What needs to be done: Write out the whole listing exactly as it stands.
============
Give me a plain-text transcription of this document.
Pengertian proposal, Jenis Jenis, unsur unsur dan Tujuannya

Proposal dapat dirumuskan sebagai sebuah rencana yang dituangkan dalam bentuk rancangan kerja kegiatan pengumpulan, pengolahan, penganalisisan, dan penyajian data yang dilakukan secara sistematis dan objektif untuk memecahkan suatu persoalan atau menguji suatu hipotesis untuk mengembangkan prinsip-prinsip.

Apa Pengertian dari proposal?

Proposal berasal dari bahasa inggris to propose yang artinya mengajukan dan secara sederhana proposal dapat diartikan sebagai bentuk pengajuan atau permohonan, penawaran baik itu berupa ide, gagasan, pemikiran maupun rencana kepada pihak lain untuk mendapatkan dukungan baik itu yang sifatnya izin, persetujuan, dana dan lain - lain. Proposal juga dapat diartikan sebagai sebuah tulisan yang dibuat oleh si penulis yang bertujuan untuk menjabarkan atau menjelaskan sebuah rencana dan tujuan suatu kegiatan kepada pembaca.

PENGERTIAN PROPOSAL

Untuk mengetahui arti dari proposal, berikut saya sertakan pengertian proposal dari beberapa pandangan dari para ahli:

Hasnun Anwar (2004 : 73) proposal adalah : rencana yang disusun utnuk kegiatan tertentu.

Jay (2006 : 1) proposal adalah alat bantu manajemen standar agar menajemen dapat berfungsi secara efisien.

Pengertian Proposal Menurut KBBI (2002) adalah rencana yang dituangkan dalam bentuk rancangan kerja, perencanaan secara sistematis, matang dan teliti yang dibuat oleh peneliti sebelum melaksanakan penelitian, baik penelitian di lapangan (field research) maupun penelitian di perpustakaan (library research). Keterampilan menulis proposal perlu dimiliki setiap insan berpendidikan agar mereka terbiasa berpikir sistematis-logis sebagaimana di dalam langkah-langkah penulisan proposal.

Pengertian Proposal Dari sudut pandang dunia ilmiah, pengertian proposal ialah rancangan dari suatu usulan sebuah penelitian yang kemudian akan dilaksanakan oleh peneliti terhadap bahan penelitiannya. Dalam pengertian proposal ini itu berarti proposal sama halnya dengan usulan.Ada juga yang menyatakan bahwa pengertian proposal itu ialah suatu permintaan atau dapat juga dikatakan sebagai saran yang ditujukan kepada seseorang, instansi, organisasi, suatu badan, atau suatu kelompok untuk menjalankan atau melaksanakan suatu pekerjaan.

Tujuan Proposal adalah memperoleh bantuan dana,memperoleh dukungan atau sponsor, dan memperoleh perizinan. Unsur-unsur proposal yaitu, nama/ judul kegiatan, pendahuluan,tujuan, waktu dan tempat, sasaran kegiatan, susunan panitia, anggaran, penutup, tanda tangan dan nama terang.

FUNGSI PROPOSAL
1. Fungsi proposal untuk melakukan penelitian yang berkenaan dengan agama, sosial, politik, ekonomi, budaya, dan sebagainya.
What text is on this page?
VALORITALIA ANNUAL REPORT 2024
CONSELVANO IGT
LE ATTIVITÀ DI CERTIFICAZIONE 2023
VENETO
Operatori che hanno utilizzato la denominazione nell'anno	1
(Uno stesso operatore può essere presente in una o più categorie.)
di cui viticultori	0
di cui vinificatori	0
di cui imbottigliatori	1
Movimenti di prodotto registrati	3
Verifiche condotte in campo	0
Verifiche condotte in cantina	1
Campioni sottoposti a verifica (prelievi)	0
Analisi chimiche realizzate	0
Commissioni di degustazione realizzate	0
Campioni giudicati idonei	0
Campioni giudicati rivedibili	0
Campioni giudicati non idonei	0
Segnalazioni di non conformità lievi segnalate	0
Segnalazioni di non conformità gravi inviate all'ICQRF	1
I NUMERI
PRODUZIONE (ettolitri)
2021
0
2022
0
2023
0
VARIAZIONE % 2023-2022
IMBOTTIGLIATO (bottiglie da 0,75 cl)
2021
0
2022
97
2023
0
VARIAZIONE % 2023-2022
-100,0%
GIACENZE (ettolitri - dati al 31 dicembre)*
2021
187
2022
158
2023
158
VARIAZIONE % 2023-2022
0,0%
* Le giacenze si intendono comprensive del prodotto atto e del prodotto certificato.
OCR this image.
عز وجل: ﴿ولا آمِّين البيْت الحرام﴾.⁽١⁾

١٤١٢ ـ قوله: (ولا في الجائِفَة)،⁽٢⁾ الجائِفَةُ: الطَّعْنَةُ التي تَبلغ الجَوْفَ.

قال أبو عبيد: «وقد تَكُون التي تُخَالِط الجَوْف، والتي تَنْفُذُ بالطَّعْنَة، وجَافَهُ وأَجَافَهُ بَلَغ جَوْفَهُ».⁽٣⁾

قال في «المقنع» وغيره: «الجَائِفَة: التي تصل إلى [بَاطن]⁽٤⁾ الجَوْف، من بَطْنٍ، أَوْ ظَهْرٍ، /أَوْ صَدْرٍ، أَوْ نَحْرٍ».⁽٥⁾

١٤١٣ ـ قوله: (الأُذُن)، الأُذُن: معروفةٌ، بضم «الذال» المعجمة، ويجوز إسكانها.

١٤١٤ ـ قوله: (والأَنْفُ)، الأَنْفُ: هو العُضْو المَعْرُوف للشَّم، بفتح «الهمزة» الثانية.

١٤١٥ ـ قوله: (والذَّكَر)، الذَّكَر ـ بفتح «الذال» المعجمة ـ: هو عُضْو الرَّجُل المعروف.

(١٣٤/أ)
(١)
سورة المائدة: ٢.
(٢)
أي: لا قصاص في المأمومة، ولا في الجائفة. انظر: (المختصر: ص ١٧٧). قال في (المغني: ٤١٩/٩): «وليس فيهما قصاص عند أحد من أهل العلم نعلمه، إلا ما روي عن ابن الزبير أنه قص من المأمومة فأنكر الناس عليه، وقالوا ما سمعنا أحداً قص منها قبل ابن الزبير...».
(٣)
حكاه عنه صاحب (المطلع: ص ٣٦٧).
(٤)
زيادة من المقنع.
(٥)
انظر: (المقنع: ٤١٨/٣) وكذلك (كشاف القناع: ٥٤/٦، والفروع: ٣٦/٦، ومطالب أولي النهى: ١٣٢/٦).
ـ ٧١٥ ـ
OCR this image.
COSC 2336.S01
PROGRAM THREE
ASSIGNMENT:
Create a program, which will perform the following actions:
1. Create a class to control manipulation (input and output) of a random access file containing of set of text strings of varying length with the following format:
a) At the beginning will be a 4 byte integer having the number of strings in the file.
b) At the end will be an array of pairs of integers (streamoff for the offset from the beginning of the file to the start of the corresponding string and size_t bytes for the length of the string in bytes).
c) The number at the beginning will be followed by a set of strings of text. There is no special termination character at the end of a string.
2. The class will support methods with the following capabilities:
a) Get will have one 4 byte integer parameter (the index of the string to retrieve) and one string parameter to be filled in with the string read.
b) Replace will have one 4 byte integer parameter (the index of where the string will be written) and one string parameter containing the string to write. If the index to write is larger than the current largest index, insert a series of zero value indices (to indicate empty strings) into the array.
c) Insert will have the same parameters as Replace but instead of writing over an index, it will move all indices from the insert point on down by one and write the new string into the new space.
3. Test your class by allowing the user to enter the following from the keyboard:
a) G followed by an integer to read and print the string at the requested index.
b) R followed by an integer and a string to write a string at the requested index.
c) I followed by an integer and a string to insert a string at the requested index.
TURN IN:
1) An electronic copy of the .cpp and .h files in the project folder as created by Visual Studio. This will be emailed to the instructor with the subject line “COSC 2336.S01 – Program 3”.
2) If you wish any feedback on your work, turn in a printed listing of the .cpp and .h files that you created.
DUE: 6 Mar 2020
============
Output for this task:
Give me a plain-text transcription of this document.
Pengertian proposal, Jenis Jenis, unsur unsur dan Tujuannya

Proposal dapat dirumuskan sebagai sebuah rencana yang dituangkan dalam bentuk rancangan kerja kegiatan pengumpulan, pengolahan, penganalisisan, dan penyajian data yang dilakukan secara sistematis dan objektif untuk memecahkan suatu persoalan atau menguji suatu hipotesis untuk mengembangkan prinsip-prinsip.

Apa Pengertian dari proposal?

Proposal berasal dari bahasa inggris to propose yang artinya mengajukan dan secara sederhana proposal dapat diartikan sebagai bentuk pengajuan atau permohonan, penawaran baik itu berupa ide, gagasan, pemikiran maupun rencana kepada pihak lain untuk mendapatkan dukungan baik itu yang sifatnya izin, persetujuan, dana dan lain - lain. Proposal juga dapat diartikan sebagai sebuah tulisan yang dibuat oleh si penulis yang bertujuan untuk menjabarkan atau menjelaskan sebuah rencana dan tujuan suatu kegiatan kepada pembaca.

PENGERTIAN PROPOSAL

Untuk mengetahui arti dari proposal, berikut saya sertakan pengertian proposal dari beberapa pandangan dari para ahli:

Hasnun Anwar (2004 : 73) proposal adalah : rencana yang disusun utnuk kegiatan tertentu.

Jay (2006 : 1) proposal adalah alat bantu manajemen standar agar menajemen dapat berfungsi secara efisien.

Pengertian Proposal Menurut KBBI (2002) adalah rencana yang dituangkan dalam bentuk rancangan kerja, perencanaan secara sistematis, matang dan teliti yang dibuat oleh peneliti sebelum melaksanakan penelitian, baik penelitian di lapangan (field research) maupun penelitian di perpustakaan (library research). Keterampilan menulis proposal perlu dimiliki setiap insan berpendidikan agar mereka terbiasa berpikir sistematis-logis sebagaimana di dalam langkah-langkah penulisan proposal.

Pengertian Proposal Dari sudut pandang dunia ilmiah, pengertian proposal ialah rancangan dari suatu usulan sebuah penelitian yang kemudian akan dilaksanakan oleh peneliti terhadap bahan penelitiannya. Dalam pengertian proposal ini itu berarti proposal sama halnya dengan usulan.Ada juga yang menyatakan bahwa pengertian proposal itu ialah suatu permintaan atau dapat juga dikatakan sebagai saran yang ditujukan kepada seseorang, instansi, organisasi, suatu badan, atau suatu kelompok untuk menjalankan atau melaksanakan suatu pekerjaan.

Tujuan Proposal adalah memperoleh bantuan dana,memperoleh dukungan atau sponsor, dan memperoleh perizinan. Unsur-unsur proposal yaitu, nama/ judul kegiatan, pendahuluan,tujuan, waktu dan tempat, sasaran kegiatan, susunan panitia, anggaran, penutup, tanda tangan dan nama terang.

FUNGSI PROPOSAL
1. Fungsi proposal untuk melakukan penelitian yang berkenaan dengan agama, sosial, politik, ekonomi, budaya, dan sebagainya.
What text is on this page?
VALORITALIA ANNUAL REPORT 2024
CONSELVANO IGT
LE ATTIVITÀ DI CERTIFICAZIONE 2023
VENETO
Operatori che hanno utilizzato la denominazione nell'anno	1
(Uno stesso operatore può essere presente in una o più categorie.)
di cui viticultori	0
di cui vinificatori	0
di cui imbottigliatori	1
Movimenti di prodotto registrati	3
Verifiche condotte in campo	0
Verifiche condotte in cantina	1
Campioni sottoposti a verifica (prelievi)	0
Analisi chimiche realizzate	0
Commissioni di degustazione realizzate	0
Campioni giudicati idonei	0
Campioni giudicati rivedibili	0
Campioni giudicati non idonei	0
Segnalazioni di non conformità lievi segnalate	0
Segnalazioni di non conformità gravi inviate all'ICQRF	1
I NUMERI
PRODUZIONE (ettolitri)
2021
0
2022
0
2023
0
VARIAZIONE % 2023-2022
IMBOTTIGLIATO (bottiglie da 0,75 cl)
2021
0
2022
97
2023
0
VARIAZIONE % 2023-2022
-100,0%
GIACENZE (ettolitri - dati al 31 dicembre)*
2021
187
2022
158
2023
158
VARIAZIONE % 2023-2022
0,0%
* Le giacenze si intendono comprensive del prodotto atto e del prodotto certificato.
OCR this image.
عز وجل: ﴿ولا آمِّين البيْت الحرام﴾.⁽١⁾

١٤١٢ ـ قوله: (ولا في الجائِفَة)،⁽٢⁾ الجائِفَةُ: الطَّعْنَةُ التي تَبلغ الجَوْفَ.

قال أبو عبيد: «وقد تَكُون التي تُخَالِط الجَوْف، والتي تَنْفُذُ بالطَّعْنَة، وجَافَهُ وأَجَافَهُ بَلَغ جَوْفَهُ».⁽٣⁾

قال في «المقنع» وغيره: «الجَائِفَة: التي تصل إلى [بَاطن]⁽٤⁾ الجَوْف، من بَطْنٍ، أَوْ ظَهْرٍ، /أَوْ صَدْرٍ، أَوْ نَحْرٍ».⁽٥⁾

١٤١٣ ـ قوله: (الأُذُن)، الأُذُن: معروفةٌ، بضم «الذال» المعجمة، ويجوز إسكانها.

١٤١٤ ـ قوله: (والأَنْفُ)، الأَنْفُ: هو العُضْو المَعْرُوف للشَّم، بفتح «الهمزة» الثانية.

١٤١٥ ـ قوله: (والذَّكَر)، الذَّكَر ـ بفتح «الذال» المعجمة ـ: هو عُضْو الرَّجُل المعروف.

(١٣٤/أ)
(١)
سورة المائدة: ٢.
(٢)
أي: لا قصاص في المأمومة، ولا في الجائفة. انظر: (المختصر: ص ١٧٧). قال في (المغني: ٤١٩/٩): «وليس فيهما قصاص عند أحد من أهل العلم نعلمه، إلا ما روي عن ابن الزبير أنه قص من المأمومة فأنكر الناس عليه، وقالوا ما سمعنا أحداً قص منها قبل ابن الزبير...».
(٣)
حكاه عنه صاحب (المطلع: ص ٣٦٧).
(٤)
زيادة من المقنع.
(٥)
انظر: (المقنع: ٤١٨/٣) وكذلك (كشاف القناع: ٥٤/٦، والفروع: ٣٦/٦، ومطالب أولي النهى: ١٣٢/٦).
ـ ٧١٥ ـ
OCR this image.
COSC 2336.S01
PROGRAM THREE
ASSIGNMENT:
Create a program, which will perform the following actions:
1. Create a class to control manipulation (input and output) of a random access file containing of set of text strings of varying length with the following format:
a) At the beginning will be a 4 byte integer having the number of strings in the file.
b) At the end will be an array of pairs of integers (streamoff for the offset from the beginning of the file to the start of the corresponding string and size_t bytes for the length of the string in bytes).
c) The number at the beginning will be followed by a set of strings of text. There is no special termination character at the end of a string.
2. The class will support methods with the following capabilities:
a) Get will have one 4 byte integer parameter (the index of the string to retrieve) and one string parameter to be filled in with the string read.
b) Replace will have one 4 byte integer parameter (the index of where the string will be written) and one string parameter containing the string to write. If the index to write is larger than the current largest index, insert a series of zero value indices (to indicate empty strings) into the array.
c) Insert will have the same parameters as Replace but instead of writing over an index, it will move all indices from the insert point on down by one and write the new string into the new space.
3. Test your class by allowing the user to enter the following from the keyboard:
a) G followed by an integer to read and print the string at the requested index.
b) R followed by an integer and a string to write a string at the requested index.
c) I followed by an integer and a string to insert a string at the requested index.
TURN IN:
1) An electronic copy of the .cpp and .h files in the project folder as created by Visual Studio. This will be emailed to the instructor with the subject line “COSC 2336.S01 – Program 3”.
2) If you wish any feedback on your work, turn in a printed listing of the .cpp and .h files that you created.
DUE: 6 Mar 2020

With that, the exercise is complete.